» Records for the task:

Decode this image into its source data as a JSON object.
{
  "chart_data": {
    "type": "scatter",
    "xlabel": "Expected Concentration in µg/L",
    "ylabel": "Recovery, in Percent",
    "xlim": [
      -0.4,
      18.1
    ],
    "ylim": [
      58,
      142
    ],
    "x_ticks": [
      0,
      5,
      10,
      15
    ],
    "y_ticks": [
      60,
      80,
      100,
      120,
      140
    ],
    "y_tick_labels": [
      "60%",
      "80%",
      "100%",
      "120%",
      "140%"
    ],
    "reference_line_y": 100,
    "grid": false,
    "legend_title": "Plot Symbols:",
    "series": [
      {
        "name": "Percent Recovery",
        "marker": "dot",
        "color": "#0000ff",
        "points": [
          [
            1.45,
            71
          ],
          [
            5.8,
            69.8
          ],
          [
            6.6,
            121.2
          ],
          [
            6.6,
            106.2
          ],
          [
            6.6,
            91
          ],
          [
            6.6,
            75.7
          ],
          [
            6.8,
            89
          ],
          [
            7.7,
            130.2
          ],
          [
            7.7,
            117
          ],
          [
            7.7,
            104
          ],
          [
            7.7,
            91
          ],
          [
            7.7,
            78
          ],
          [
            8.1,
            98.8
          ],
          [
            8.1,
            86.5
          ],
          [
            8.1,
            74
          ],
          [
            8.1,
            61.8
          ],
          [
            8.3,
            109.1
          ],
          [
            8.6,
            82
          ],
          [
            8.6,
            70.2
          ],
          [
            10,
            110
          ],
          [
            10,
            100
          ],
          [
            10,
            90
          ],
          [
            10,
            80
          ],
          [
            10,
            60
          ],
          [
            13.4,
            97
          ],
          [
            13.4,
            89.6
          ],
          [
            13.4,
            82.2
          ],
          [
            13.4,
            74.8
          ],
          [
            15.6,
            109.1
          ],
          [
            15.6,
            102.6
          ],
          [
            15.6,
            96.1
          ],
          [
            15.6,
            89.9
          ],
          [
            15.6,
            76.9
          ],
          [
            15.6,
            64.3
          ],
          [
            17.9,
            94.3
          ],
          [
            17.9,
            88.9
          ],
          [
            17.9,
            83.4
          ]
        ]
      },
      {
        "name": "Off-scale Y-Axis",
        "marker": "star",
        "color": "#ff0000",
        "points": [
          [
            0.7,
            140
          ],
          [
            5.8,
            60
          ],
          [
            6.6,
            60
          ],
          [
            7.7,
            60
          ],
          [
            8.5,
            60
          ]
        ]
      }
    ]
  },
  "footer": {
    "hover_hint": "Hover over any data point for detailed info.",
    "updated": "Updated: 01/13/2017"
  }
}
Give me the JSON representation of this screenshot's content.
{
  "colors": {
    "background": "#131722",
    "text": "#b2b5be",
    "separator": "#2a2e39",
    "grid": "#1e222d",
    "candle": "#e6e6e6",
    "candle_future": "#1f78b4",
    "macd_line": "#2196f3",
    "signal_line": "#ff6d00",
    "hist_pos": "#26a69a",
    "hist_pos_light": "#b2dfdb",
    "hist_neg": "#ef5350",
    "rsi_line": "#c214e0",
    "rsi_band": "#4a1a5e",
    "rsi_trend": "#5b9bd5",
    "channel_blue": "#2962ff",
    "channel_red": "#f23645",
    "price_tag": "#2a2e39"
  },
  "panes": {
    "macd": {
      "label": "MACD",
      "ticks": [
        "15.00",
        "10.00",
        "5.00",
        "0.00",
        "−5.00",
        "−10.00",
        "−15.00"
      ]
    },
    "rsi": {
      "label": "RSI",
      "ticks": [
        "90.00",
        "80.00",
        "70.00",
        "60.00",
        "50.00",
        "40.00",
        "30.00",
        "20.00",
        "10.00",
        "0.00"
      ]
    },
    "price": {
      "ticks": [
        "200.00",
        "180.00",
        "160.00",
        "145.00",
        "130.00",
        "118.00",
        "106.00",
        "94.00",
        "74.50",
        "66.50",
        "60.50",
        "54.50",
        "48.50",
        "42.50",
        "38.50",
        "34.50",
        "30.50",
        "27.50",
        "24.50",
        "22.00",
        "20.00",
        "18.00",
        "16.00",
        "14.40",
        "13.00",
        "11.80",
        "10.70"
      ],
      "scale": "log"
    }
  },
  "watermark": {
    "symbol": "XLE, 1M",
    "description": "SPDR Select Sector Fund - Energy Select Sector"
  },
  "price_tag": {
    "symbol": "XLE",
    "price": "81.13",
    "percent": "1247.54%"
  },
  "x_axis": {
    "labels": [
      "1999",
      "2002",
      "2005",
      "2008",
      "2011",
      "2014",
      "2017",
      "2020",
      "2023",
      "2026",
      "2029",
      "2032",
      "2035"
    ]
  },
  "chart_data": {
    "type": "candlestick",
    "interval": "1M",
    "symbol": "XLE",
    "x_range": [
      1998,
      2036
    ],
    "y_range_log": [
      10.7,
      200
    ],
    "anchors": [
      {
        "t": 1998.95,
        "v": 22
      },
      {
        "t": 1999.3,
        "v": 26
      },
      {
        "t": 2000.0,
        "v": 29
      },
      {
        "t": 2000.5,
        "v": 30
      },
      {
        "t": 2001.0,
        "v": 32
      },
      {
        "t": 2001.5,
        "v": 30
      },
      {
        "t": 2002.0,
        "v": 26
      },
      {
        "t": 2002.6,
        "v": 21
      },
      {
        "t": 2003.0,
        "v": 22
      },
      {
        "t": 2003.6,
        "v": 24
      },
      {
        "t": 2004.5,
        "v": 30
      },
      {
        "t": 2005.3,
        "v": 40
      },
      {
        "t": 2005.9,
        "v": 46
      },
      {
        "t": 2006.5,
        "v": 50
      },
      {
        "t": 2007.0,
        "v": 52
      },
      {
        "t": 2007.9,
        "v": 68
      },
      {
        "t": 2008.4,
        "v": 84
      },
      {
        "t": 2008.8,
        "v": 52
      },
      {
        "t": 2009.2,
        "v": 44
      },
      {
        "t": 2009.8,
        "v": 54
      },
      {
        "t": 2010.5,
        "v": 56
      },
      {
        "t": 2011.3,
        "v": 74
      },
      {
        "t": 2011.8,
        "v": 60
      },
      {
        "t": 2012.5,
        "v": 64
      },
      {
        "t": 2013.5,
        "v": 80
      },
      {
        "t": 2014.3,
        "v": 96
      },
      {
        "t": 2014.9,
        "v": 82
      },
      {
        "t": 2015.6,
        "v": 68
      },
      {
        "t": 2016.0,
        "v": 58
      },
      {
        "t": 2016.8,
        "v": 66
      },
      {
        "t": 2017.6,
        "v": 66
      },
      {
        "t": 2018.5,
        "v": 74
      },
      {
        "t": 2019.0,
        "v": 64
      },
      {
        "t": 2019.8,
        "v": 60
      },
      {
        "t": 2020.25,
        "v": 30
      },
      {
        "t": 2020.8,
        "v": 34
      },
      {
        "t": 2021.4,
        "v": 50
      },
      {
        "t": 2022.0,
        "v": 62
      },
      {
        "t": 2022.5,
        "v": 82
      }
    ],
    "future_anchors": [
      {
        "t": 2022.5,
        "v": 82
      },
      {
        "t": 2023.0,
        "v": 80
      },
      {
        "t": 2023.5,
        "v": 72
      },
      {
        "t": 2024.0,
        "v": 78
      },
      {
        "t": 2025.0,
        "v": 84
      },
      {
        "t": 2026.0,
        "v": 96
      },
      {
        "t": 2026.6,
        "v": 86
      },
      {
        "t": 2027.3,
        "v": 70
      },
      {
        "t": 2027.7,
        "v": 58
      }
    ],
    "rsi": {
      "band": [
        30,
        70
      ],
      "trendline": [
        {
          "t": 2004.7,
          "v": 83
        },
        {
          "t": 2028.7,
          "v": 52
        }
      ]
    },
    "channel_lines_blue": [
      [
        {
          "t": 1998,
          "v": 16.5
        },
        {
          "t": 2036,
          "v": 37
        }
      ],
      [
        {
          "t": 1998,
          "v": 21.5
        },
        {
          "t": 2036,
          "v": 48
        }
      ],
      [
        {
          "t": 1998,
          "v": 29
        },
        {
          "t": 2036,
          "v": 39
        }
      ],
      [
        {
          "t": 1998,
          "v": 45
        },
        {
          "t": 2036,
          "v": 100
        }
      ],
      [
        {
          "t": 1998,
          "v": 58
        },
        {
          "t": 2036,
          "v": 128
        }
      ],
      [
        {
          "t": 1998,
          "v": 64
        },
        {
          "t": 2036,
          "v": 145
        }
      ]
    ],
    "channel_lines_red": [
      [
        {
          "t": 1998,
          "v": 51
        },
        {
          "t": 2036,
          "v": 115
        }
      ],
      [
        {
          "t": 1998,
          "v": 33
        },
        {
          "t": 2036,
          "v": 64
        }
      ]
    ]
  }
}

» Task details:
What is the number of lines that contain "this"? Reply with that number alone.

» Complete answer:
2